> [Conjunto de tarefas]
a – Pode reescrever de forma mais breve o parágrafo do texto sobre o presépio que começa por «Maravilhosa "invenção"», conservando os factos principais?
b – Pode reproduzir fielmente o trecho do texto sobre o presépio desde "Com o decorrer" até "da minha adolescência.", inclusive?

Maravilhosa "invenção" de S. Francisco de Assis que, em 1223, teria montado o primeiro presépio, na floresta de Greccio, para que, assim, os camponeses, seus conterrâneos e contemporâneos, compreendessem melhor o nascimento de Jesus. O acto ganhou raízes, espalhou-se pelo mundo cristão e chegou à minha Aldeia. Quando nasci, já lá estava. E é desse(s) que venho falar! O primeiro presépio que eu vi era pequenino, pobre e simples como as gentes a quem se destinara. É uma das mais remotas lembranças da minha vida. "Aparecia" no altar dedicado a Nossa Senhora da Graça e ali ficava até ao Dia de Reis. O grande "salto" dá-se pelo meus 8 ou 9 anos e foi uma das maiores surpresas da minha vida!!!
Durante o ano, na missa dominical ou nas de outros dias festivos, os gaiatos da catequese costumavam ficar no lado do altar-mor, nem sempre se comportando muito bem, e só o olhar autoritário do P. José Maria "metia na linha" aquela garotada tirada, por momentos, à tutela dos pais. Foi assim durante muitos anos: homens lá para cima, no coro alto da igreja; mulheres e garotas na zona do "rés-do-chão" e os miúdos ali, à esquerda do altar. Ora, num dia de Natal, por volta de 1950, todo o "nosso" espaço apareceu ocupado com um presépio lindíssimo, oferta da Casa F., dizia-se, que me deixou completamente atordoado. Eram figuras de barro muito belas, majestosas: Maria, José e o Menino numa cabana de encantar; lá atrás, o burro e a vaca; pendurados de maneira habilidosa, os anjos seguravam uma faixa artísticamente desenhada com a frase "Gloria in excelsis Deo... "; no campo, em redor, um vasto tapete de musgo, os pastores e os seus rebanhos; lá ao fundo, os Reis Magos montando garbosos cavalos - tenho a vaga ideia de um deles vir em cima de um camelo. Nunca os meus olhos de criança de aldeia haviam mirado tamanha maravilha. Sempre que podia, escapava-me para dentro da igreja e ali ficava, "amarrado", numa atitude quase mística, em contemplação daquela cena "do outro mundo" e nunca antes sonhada. Em cada ano, lá vinha a surpresa final: no Dia de Reis, como por magia, as montadas já não estavam lá e os Magos apareciam, em frente da imagem do Menino, em adoração e oferendo-Lhe ouro, incenso e mirra.
Com o decorrer do tempo, progredindo na catequese, fui sendo convidado para ir com os nossos seminaristas, de férias, apanhar o musgo e o amor ao presépio tornou-se mesmo uma paixão da minha infância e da minha adolescência.

Dados de coordenadas da paginação:
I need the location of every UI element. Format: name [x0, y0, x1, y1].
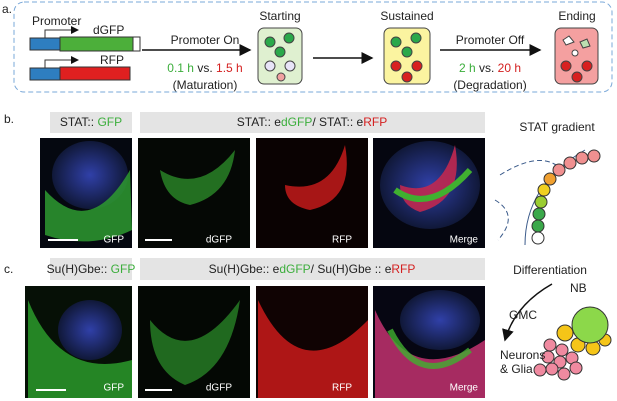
header-part: GFP: [97, 115, 122, 129]
promoter-label: Promoter: [32, 14, 81, 28]
image-label: dGFP: [206, 235, 232, 246]
header-part: Su(H)Gbe:: e: [209, 262, 280, 276]
fast: 2 h: [459, 61, 476, 75]
image-label: RFP: [332, 383, 352, 394]
header-box: [140, 112, 485, 133]
slow: 20 h: [498, 61, 521, 75]
note: (Maturation): [173, 78, 238, 92]
cells: [257, 27, 599, 85]
header-part: RFP: [391, 262, 415, 276]
maturation-times: 0.1 h vs. 1.5 h: [167, 61, 242, 75]
image-label: GFP: [103, 383, 124, 394]
arrows: [142, 44, 542, 64]
cell-label: GMC: [509, 308, 537, 322]
side-title: STAT gradient: [519, 120, 595, 134]
header-part: STAT:: e: [237, 115, 282, 129]
side-title: Differentiation: [513, 263, 587, 277]
image-label: Merge: [450, 235, 479, 246]
header-box: [140, 258, 485, 280]
header: Su(H)Gbe:: edGFP/ Su(H)Gbe :: eRFP: [209, 262, 416, 276]
panel-a-box: [13, 1, 613, 93]
header-part: Su(H)Gbe::: [47, 262, 111, 276]
panel-label: c.: [4, 262, 13, 276]
degradation-times: 2 h vs. 20 h: [459, 61, 521, 75]
note: (Degradation): [453, 78, 526, 92]
header-part: / Su(H)Gbe :: e: [311, 262, 392, 276]
stat-gradient-diagram: [494, 149, 601, 246]
promoter-on: Promoter On: [171, 33, 240, 47]
state-label: Starting: [259, 9, 300, 23]
header: Su(H)Gbe:: GFP: [47, 262, 136, 276]
micrographs-c: [25, 286, 485, 398]
image-label: RFP: [332, 235, 352, 246]
header: STAT:: GFP: [60, 115, 122, 129]
promoter-off: Promoter Off: [456, 33, 525, 47]
header-part: GFP: [111, 262, 136, 276]
panel-label: b.: [4, 112, 14, 126]
image-label: Merge: [450, 383, 479, 394]
header: STAT:: edGFP/ STAT:: eRFP: [237, 115, 387, 129]
vs: vs.: [197, 61, 212, 75]
rfp-label: RFP: [100, 53, 124, 67]
cell-label: NB: [570, 281, 587, 295]
panel-label: a.: [2, 2, 12, 16]
fast: 0.1 h: [167, 61, 194, 75]
cell-label: Neurons: [500, 348, 545, 362]
state-label: Ending: [558, 9, 595, 23]
slow: 1.5 h: [216, 61, 243, 75]
constructs: [29, 26, 141, 81]
header-box: [50, 112, 132, 133]
header-part: dGFP: [281, 115, 312, 129]
header-part: dGFP: [279, 262, 310, 276]
header-part: RFP: [363, 115, 387, 129]
vs: vs.: [479, 61, 494, 75]
header-box: [50, 258, 132, 280]
differentiation-diagram: [502, 283, 612, 381]
state-label: Sustained: [380, 9, 433, 23]
image-label: dGFP: [206, 383, 232, 394]
header-part: STAT::: [60, 115, 98, 129]
image-label: GFP: [103, 235, 124, 246]
header-part: / STAT:: e: [312, 115, 363, 129]
cell-label: & Glia: [500, 362, 533, 376]
micrographs-b: [40, 138, 485, 248]
dgfp-label: dGFP: [93, 23, 124, 37]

> [Resultados]
a – Em 1223, S. Francisco de Assis terá montado o primeiro presépio, na floresta de Greccio, para que os camponeses seus conterrâneos compreendessem melhor o nascimento de Jesus. O costume espalhou-se pelo mundo cristão e chegou à minha Aldeia antes de eu nascer. O primeiro presépio que vi, uma das minhas lembranças mais remotas, era pequenino, pobre e simples. Aparecia no altar de Nossa Senhora da Graça e ali ficava até ao Dia de Reis. O grande "salto" deu-se quando eu tinha 8 ou 9 anos e foi uma das maiores surpresas da minha vida.

b –
Com o decorrer do tempo, progredindo na catequese, fui sendo convidado para ir com os nossos seminaristas, de férias, apanhar o musgo e o amor ao presépio tornou-se mesmo uma paixão da minha infância e da minha adolescência.